Given request
Collect every line below that contains the word "arbete".

Data for the task
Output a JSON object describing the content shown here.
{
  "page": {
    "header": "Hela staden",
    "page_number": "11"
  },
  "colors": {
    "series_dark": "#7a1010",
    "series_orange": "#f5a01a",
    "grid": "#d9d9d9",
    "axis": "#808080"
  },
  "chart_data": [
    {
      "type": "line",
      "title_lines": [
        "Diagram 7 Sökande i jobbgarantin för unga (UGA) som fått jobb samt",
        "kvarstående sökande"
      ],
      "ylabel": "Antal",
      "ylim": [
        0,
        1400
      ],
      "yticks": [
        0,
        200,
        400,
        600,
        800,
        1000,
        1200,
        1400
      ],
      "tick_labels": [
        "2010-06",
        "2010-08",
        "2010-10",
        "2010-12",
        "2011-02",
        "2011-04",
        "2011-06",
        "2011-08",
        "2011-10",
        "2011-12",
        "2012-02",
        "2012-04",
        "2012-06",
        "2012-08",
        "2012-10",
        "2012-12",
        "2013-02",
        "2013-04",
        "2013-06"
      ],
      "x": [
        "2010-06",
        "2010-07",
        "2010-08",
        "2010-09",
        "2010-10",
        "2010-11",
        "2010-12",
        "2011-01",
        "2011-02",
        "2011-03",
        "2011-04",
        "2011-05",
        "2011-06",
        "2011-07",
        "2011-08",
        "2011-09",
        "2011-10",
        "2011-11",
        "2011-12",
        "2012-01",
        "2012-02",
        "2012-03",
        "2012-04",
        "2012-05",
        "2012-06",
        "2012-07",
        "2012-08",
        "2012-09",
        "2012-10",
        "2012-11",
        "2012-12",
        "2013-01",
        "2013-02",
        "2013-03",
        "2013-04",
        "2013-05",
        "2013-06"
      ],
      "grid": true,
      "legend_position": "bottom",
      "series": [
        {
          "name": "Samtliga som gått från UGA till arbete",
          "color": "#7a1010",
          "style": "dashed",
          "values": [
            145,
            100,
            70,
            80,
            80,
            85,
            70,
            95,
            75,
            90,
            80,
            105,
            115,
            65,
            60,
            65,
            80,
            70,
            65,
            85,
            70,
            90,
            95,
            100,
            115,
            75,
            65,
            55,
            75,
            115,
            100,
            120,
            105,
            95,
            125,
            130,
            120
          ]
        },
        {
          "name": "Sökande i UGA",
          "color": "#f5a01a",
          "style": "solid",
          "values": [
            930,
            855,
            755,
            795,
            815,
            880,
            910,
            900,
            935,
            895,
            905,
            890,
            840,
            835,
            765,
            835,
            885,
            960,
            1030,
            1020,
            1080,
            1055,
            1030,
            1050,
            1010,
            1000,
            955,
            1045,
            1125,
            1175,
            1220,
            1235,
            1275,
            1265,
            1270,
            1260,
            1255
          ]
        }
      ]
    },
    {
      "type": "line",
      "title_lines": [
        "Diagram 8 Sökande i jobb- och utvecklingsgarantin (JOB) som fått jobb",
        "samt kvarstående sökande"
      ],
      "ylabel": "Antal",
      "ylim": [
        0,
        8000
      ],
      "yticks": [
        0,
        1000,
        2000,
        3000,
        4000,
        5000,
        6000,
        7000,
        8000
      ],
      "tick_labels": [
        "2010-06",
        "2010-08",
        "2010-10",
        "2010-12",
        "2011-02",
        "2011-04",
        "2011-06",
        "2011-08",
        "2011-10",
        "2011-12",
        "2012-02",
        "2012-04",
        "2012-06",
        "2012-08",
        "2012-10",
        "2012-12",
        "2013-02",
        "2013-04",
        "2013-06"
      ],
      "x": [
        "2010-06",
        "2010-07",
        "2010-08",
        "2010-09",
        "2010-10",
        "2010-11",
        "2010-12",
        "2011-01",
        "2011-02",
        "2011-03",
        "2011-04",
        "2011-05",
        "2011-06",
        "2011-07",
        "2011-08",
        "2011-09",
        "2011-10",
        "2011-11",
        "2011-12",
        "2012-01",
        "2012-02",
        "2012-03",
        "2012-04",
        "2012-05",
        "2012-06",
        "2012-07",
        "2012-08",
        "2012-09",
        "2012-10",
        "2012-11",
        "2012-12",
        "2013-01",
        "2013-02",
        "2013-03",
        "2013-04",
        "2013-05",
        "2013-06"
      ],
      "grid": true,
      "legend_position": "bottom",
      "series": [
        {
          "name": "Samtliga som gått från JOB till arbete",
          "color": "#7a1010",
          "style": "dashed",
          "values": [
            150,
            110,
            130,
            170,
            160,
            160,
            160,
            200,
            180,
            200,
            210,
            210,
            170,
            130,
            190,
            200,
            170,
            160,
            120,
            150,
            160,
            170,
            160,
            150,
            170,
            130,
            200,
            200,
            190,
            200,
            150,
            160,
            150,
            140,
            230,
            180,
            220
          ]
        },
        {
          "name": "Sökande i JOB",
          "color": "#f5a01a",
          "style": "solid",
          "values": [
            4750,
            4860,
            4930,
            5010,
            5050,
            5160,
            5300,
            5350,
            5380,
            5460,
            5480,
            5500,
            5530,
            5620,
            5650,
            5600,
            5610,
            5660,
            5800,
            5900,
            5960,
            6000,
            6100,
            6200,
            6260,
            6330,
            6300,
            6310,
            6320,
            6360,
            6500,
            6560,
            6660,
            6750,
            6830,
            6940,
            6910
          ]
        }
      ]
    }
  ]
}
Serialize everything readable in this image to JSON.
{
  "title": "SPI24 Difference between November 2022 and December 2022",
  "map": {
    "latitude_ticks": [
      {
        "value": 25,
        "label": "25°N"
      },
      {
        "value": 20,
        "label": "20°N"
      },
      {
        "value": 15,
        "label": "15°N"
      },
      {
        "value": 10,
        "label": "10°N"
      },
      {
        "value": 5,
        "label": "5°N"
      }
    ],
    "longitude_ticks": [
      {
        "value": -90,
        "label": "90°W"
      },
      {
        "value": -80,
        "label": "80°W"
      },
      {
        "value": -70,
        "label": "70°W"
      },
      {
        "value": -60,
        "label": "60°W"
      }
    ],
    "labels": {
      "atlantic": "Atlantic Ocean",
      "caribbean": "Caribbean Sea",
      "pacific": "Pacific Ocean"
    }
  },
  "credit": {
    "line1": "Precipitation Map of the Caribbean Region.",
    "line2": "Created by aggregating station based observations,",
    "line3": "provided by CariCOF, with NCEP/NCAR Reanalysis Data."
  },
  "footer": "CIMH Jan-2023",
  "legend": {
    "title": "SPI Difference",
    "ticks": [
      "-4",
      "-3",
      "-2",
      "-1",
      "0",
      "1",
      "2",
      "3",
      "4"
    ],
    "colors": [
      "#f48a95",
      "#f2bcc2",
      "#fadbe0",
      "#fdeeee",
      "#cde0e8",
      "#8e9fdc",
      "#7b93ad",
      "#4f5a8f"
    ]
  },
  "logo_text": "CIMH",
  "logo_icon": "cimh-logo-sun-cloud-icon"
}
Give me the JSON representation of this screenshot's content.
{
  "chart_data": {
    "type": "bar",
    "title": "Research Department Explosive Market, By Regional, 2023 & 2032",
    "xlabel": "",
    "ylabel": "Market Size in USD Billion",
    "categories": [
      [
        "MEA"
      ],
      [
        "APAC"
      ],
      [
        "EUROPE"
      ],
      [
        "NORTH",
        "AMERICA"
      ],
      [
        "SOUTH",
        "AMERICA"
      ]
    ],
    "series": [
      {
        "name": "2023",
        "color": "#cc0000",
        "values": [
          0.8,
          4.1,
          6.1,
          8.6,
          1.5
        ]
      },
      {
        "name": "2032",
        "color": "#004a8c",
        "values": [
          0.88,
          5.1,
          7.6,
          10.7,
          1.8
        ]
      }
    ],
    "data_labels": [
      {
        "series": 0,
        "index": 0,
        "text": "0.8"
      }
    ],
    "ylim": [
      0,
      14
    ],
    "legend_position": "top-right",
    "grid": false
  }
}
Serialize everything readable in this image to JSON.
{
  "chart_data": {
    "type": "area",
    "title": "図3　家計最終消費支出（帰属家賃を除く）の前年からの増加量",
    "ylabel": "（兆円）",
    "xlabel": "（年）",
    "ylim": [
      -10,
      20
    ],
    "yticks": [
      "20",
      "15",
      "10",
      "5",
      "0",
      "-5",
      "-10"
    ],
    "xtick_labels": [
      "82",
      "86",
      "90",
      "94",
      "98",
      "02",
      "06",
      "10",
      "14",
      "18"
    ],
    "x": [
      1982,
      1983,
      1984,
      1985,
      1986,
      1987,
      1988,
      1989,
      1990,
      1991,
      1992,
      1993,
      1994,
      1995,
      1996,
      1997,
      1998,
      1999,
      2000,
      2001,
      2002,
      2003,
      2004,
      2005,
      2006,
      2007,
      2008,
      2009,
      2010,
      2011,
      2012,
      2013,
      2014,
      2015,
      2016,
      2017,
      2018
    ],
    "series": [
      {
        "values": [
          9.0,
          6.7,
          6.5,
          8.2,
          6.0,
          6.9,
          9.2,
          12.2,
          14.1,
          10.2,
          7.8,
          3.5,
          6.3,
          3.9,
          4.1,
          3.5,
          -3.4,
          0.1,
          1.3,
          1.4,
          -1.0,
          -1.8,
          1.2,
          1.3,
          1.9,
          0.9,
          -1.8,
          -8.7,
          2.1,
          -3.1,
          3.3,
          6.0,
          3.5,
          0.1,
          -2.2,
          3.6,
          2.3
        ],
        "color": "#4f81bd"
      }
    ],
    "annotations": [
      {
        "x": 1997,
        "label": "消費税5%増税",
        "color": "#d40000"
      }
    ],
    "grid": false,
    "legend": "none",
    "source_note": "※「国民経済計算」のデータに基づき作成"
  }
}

Exercise result
          "name": "Samtliga som gått från UGA till arbete",
          "name": "Samtliga som gått från JOB till arbete",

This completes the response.